[Short exercise]: Repeat each entry word for word. Leave any images out of the copy.
— Begin Records for this task —
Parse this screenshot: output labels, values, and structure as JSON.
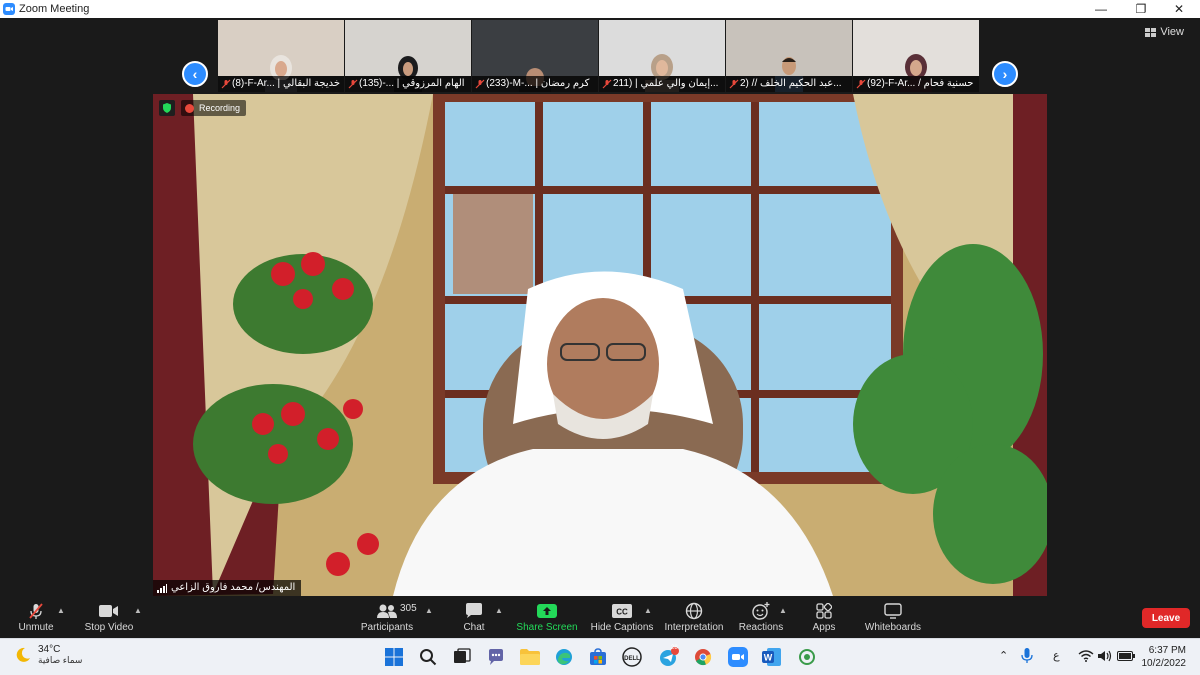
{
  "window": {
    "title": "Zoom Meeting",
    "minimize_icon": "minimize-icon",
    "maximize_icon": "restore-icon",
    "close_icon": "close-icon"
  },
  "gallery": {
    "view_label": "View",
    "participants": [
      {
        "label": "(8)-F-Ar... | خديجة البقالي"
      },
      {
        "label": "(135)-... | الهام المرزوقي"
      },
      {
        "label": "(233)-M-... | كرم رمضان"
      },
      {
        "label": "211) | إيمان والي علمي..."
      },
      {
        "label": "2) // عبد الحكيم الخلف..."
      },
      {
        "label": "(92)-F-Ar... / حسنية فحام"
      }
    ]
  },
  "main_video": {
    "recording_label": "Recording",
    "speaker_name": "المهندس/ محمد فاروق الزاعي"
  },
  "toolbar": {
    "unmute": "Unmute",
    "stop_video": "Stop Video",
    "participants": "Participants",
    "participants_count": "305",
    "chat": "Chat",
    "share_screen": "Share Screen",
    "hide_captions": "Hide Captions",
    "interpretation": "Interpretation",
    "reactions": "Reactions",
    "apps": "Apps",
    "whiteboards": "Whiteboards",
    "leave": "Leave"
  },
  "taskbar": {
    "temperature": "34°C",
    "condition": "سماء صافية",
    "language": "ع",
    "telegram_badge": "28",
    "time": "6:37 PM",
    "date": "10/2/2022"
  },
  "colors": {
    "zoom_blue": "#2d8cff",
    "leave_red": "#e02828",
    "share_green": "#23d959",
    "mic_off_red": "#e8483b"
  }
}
— End Records for this task —
[The answer]:
Parse this screenshot: output labels, values, and structure as JSON.
{
  "window": {
    "title": "Zoom Meeting",
    "minimize_icon": "minimize-icon",
    "maximize_icon": "restore-icon",
    "close_icon": "close-icon"
  },
  "gallery": {
    "view_label": "View",
    "participants": [
      {
        "label": "(8)-F-Ar... | خديجة البقالي"
      },
      {
        "label": "(135)-... | الهام المرزوقي"
      },
      {
        "label": "(233)-M-... | كرم رمضان"
      },
      {
        "label": "211) | إيمان والي علمي..."
      },
      {
        "label": "2) // عبد الحكيم الخلف..."
      },
      {
        "label": "(92)-F-Ar... / حسنية فحام"
      }
    ]
  },
  "main_video": {
    "recording_label": "Recording",
    "speaker_name": "المهندس/ محمد فاروق الزاعي"
  },
  "toolbar": {
    "unmute": "Unmute",
    "stop_video": "Stop Video",
    "participants": "Participants",
    "participants_count": "305",
    "chat": "Chat",
    "share_screen": "Share Screen",
    "hide_captions": "Hide Captions",
    "interpretation": "Interpretation",
    "reactions": "Reactions",
    "apps": "Apps",
    "whiteboards": "Whiteboards",
    "leave": "Leave"
  },
  "taskbar": {
    "temperature": "34°C",
    "condition": "سماء صافية",
    "language": "ع",
    "telegram_badge": "28",
    "time": "6:37 PM",
    "date": "10/2/2022"
  },
  "colors": {
    "zoom_blue": "#2d8cff",
    "leave_red": "#e02828",
    "share_green": "#23d959",
    "mic_off_red": "#e8483b"
  }
}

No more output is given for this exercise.